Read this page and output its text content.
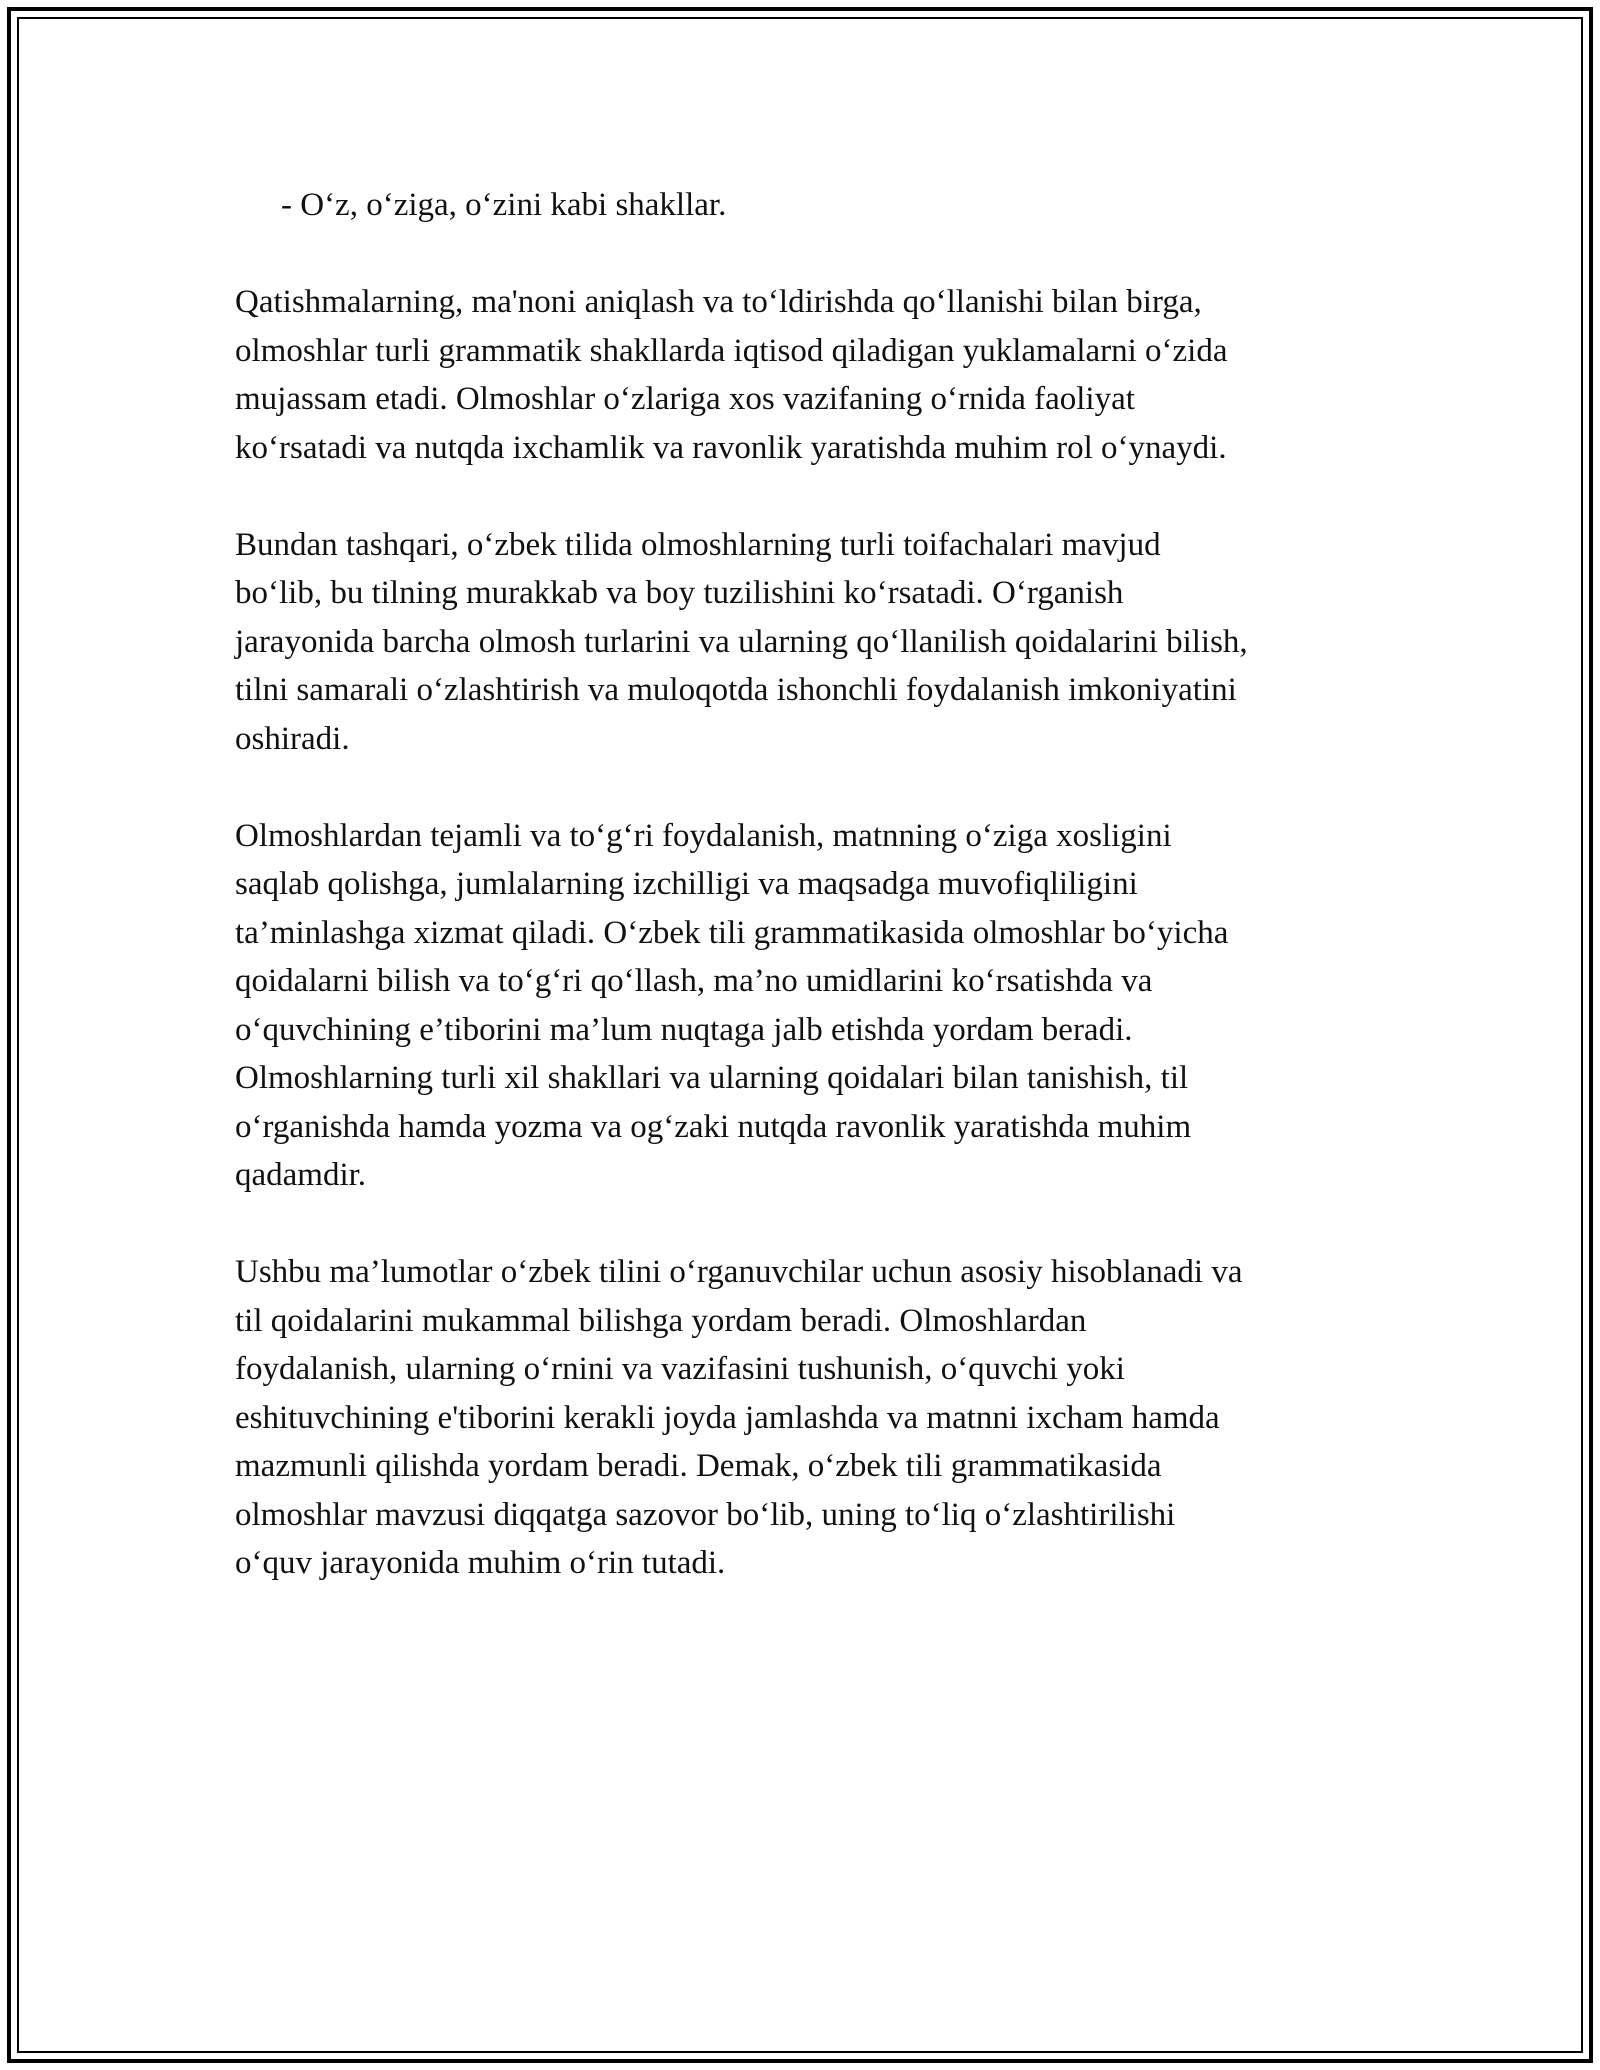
- O‘z, o‘ziga, o‘zini kabi shakllar.
Qatishmalarning, ma'noni aniqlash va to‘ldirishda qo‘llanishi bilan birga,
olmoshlar turli grammatik shakllarda iqtisod qiladigan yuklamalarni o‘zida
mujassam etadi. Olmoshlar o‘zlariga xos vazifaning o‘rnida faoliyat
ko‘rsatadi va nutqda ixchamlik va ravonlik yaratishda muhim rol o‘ynaydi.
Bundan tashqari, o‘zbek tilida olmoshlarning turli toifachalari mavjud
bo‘lib, bu tilning murakkab va boy tuzilishini ko‘rsatadi. O‘rganish
jarayonida barcha olmosh turlarini va ularning qo‘llanilish qoidalarini bilish,
tilni samarali o‘zlashtirish va muloqotda ishonchli foydalanish imkoniyatini
oshiradi.
Olmoshlardan tejamli va to‘g‘ri foydalanish, matnning o‘ziga xosligini
saqlab qolishga, jumlalarning izchilligi va maqsadga muvofiqliligini
ta’minlashga xizmat qiladi. O‘zbek tili grammatikasida olmoshlar bo‘yicha
qoidalarni bilish va to‘g‘ri qo‘llash, ma’no umidlarini ko‘rsatishda va
o‘quvchining e’tiborini ma’lum nuqtaga jalb etishda yordam beradi.
Olmoshlarning turli xil shakllari va ularning qoidalari bilan tanishish, til
o‘rganishda hamda yozma va og‘zaki nutqda ravonlik yaratishda muhim
qadamdir.
Ushbu ma’lumotlar o‘zbek tilini o‘rganuvchilar uchun asosiy hisoblanadi va
til qoidalarini mukammal bilishga yordam beradi. Olmoshlardan
foydalanish, ularning o‘rnini va vazifasini tushunish, o‘quvchi yoki
eshituvchining e'tiborini kerakli joyda jamlashda va matnni ixcham hamda
mazmunli qilishda yordam beradi. Demak, o‘zbek tili grammatikasida
olmoshlar mavzusi diqqatga sazovor bo‘lib, uning to‘liq o‘zlashtirilishi
o‘quv jarayonida muhim o‘rin tutadi.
● ● ● ●
Quote the material in full and exactly; do not carry over its pictures.

*Solution to this exercise*:
Read this page and output its text content.
- O‘z, o‘ziga, o‘zini kabi shakllar.
Qatishmalarning, ma'noni aniqlash va to‘ldirishda qo‘llanishi bilan birga,
olmoshlar turli grammatik shakllarda iqtisod qiladigan yuklamalarni o‘zida
mujassam etadi. Olmoshlar o‘zlariga xos vazifaning o‘rnida faoliyat
ko‘rsatadi va nutqda ixchamlik va ravonlik yaratishda muhim rol o‘ynaydi.
Bundan tashqari, o‘zbek tilida olmoshlarning turli toifachalari mavjud
bo‘lib, bu tilning murakkab va boy tuzilishini ko‘rsatadi. O‘rganish
jarayonida barcha olmosh turlarini va ularning qo‘llanilish qoidalarini bilish,
tilni samarali o‘zlashtirish va muloqotda ishonchli foydalanish imkoniyatini
oshiradi.
Olmoshlardan tejamli va to‘g‘ri foydalanish, matnning o‘ziga xosligini
saqlab qolishga, jumlalarning izchilligi va maqsadga muvofiqliligini
ta’minlashga xizmat qiladi. O‘zbek tili grammatikasida olmoshlar bo‘yicha
qoidalarni bilish va to‘g‘ri qo‘llash, ma’no umidlarini ko‘rsatishda va
o‘quvchining e’tiborini ma’lum nuqtaga jalb etishda yordam beradi.
Olmoshlarning turli xil shakllari va ularning qoidalari bilan tanishish, til
o‘rganishda hamda yozma va og‘zaki nutqda ravonlik yaratishda muhim
qadamdir.
Ushbu ma’lumotlar o‘zbek tilini o‘rganuvchilar uchun asosiy hisoblanadi va
til qoidalarini mukammal bilishga yordam beradi. Olmoshlardan
foydalanish, ularning o‘rnini va vazifasini tushunish, o‘quvchi yoki
eshituvchining e'tiborini kerakli joyda jamlashda va matnni ixcham hamda
mazmunli qilishda yordam beradi. Demak, o‘zbek tili grammatikasida
olmoshlar mavzusi diqqatga sazovor bo‘lib, uning to‘liq o‘zlashtirilishi
o‘quv jarayonida muhim o‘rin tutadi.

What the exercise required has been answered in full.